§ **STATED GOAL**
Locate each line holding the string "JSON" and copy it.

## START

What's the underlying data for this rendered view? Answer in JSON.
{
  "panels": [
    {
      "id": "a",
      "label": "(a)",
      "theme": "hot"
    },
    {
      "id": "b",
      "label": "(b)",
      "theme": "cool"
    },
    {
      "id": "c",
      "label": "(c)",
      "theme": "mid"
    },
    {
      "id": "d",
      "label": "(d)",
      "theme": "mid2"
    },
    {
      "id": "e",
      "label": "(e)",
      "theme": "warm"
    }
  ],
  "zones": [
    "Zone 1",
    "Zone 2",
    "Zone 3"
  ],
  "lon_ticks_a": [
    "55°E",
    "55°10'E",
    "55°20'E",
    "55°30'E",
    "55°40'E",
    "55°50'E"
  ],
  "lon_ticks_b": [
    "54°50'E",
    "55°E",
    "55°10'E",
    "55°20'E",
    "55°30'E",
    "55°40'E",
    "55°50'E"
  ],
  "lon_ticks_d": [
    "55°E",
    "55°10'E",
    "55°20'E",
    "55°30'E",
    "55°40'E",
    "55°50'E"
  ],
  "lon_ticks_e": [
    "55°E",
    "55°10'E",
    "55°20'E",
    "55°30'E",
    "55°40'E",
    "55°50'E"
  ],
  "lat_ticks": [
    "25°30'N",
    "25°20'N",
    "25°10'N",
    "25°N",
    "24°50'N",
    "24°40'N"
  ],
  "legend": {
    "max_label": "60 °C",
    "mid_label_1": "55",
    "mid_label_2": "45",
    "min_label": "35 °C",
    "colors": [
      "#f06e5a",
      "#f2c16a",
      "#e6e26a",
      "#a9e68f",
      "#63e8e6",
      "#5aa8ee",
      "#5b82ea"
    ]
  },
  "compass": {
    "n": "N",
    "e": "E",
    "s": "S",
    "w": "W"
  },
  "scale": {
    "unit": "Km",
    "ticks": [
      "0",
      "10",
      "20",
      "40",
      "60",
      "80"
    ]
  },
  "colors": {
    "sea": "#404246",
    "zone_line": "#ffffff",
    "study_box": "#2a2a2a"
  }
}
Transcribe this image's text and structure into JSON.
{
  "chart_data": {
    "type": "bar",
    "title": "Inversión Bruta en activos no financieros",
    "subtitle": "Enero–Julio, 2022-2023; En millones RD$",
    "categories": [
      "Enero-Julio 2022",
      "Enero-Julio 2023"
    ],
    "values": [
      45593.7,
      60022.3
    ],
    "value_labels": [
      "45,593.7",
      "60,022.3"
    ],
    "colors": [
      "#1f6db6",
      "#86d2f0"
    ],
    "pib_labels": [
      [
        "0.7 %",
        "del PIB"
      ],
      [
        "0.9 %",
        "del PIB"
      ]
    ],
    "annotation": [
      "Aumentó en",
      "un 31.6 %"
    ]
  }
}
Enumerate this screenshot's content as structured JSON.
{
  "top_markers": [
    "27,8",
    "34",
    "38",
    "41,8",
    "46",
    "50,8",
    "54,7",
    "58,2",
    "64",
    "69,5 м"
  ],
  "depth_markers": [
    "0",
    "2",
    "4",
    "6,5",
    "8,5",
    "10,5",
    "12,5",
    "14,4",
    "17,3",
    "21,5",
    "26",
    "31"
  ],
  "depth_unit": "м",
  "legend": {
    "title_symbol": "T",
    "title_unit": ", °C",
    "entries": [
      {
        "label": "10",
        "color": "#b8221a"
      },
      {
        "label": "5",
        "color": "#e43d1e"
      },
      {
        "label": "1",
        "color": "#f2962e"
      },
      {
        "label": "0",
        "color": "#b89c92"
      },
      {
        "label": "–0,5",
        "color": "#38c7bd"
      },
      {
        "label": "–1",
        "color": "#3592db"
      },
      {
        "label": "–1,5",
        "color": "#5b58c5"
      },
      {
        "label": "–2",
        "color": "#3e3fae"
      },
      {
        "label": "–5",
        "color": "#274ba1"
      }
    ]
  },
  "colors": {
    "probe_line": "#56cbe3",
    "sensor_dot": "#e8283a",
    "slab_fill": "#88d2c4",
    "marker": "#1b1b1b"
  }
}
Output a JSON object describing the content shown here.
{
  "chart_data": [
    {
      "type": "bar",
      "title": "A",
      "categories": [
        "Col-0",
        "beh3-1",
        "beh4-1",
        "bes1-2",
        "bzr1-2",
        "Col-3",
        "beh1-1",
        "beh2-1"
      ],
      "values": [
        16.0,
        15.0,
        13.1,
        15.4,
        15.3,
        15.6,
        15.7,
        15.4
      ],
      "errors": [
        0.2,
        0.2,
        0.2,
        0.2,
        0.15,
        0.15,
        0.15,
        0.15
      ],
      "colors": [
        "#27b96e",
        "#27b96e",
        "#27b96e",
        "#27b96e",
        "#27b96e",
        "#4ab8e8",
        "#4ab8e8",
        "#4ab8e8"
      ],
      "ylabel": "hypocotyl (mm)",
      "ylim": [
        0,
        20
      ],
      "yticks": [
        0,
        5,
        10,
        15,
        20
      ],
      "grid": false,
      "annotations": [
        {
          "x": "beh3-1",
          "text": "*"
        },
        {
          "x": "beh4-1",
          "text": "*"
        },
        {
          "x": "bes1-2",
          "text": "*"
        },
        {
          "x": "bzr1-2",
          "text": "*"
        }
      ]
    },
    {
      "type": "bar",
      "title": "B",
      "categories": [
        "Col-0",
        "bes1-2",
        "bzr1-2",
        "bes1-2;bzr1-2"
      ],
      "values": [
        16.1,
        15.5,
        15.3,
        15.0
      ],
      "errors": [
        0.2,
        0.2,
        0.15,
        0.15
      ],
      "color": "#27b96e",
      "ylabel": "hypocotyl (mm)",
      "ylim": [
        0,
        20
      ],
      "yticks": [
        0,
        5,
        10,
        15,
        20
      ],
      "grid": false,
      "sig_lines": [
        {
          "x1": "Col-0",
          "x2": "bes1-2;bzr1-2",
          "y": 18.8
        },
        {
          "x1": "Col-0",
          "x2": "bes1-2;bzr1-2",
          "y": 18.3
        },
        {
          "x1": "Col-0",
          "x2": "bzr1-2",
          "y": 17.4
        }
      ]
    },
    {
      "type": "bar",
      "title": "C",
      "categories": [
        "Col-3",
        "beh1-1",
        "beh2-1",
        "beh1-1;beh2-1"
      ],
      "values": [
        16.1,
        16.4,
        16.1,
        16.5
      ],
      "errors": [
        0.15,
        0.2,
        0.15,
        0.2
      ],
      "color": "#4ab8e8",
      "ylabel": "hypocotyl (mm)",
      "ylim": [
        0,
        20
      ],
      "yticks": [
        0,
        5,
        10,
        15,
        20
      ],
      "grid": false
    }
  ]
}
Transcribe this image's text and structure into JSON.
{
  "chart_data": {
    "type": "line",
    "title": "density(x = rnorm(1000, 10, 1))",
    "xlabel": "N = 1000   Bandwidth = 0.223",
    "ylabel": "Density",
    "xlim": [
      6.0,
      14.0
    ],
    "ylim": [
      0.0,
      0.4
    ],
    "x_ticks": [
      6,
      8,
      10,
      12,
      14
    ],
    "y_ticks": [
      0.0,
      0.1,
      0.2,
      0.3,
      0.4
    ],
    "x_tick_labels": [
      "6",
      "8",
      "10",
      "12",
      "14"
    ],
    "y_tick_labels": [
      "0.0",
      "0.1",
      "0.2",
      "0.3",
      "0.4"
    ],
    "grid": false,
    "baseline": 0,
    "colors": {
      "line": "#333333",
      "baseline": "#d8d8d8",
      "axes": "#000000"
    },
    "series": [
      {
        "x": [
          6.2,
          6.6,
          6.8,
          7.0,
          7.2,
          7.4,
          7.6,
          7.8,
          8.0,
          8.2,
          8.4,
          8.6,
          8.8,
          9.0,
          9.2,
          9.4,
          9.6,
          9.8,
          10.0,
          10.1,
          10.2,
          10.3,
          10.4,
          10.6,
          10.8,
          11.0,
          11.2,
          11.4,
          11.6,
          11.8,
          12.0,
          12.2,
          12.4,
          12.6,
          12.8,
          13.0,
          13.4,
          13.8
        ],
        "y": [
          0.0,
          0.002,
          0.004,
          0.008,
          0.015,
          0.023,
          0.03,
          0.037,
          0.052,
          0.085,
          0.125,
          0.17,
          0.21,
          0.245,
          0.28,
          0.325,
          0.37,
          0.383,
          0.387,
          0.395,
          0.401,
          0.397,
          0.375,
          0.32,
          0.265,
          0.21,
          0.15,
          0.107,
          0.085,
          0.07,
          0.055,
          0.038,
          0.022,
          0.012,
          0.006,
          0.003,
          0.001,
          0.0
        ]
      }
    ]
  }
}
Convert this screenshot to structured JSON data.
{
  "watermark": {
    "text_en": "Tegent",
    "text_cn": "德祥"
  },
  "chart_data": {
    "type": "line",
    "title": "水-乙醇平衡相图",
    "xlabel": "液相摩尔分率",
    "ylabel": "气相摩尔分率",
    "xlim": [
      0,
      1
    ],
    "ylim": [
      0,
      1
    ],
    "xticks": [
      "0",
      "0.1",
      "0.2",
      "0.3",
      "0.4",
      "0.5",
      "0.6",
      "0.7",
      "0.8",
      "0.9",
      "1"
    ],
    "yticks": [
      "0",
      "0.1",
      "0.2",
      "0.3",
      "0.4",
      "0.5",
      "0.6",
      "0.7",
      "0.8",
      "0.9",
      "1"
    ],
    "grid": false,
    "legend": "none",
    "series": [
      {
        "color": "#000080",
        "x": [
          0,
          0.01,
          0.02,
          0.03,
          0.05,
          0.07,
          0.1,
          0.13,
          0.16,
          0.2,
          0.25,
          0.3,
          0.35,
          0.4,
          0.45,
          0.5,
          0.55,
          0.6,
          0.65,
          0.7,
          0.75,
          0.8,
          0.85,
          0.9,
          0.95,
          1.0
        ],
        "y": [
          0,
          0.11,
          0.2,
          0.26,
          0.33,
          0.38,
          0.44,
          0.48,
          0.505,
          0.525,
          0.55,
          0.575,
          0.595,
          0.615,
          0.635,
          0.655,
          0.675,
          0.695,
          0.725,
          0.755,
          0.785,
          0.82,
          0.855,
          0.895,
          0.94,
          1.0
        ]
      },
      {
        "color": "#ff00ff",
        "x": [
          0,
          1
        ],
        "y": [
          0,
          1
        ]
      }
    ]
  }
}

## END

§ **ANSWER TO THIS PROBLEM**
What's the underlying data for this rendered view? Answer in JSON.
Transcribe this image's text and structure into JSON.
Enumerate this screenshot's content as structured JSON.
Output a JSON object describing the content shown here.
Transcribe this image's text and structure into JSON.
Convert this screenshot to structured JSON data.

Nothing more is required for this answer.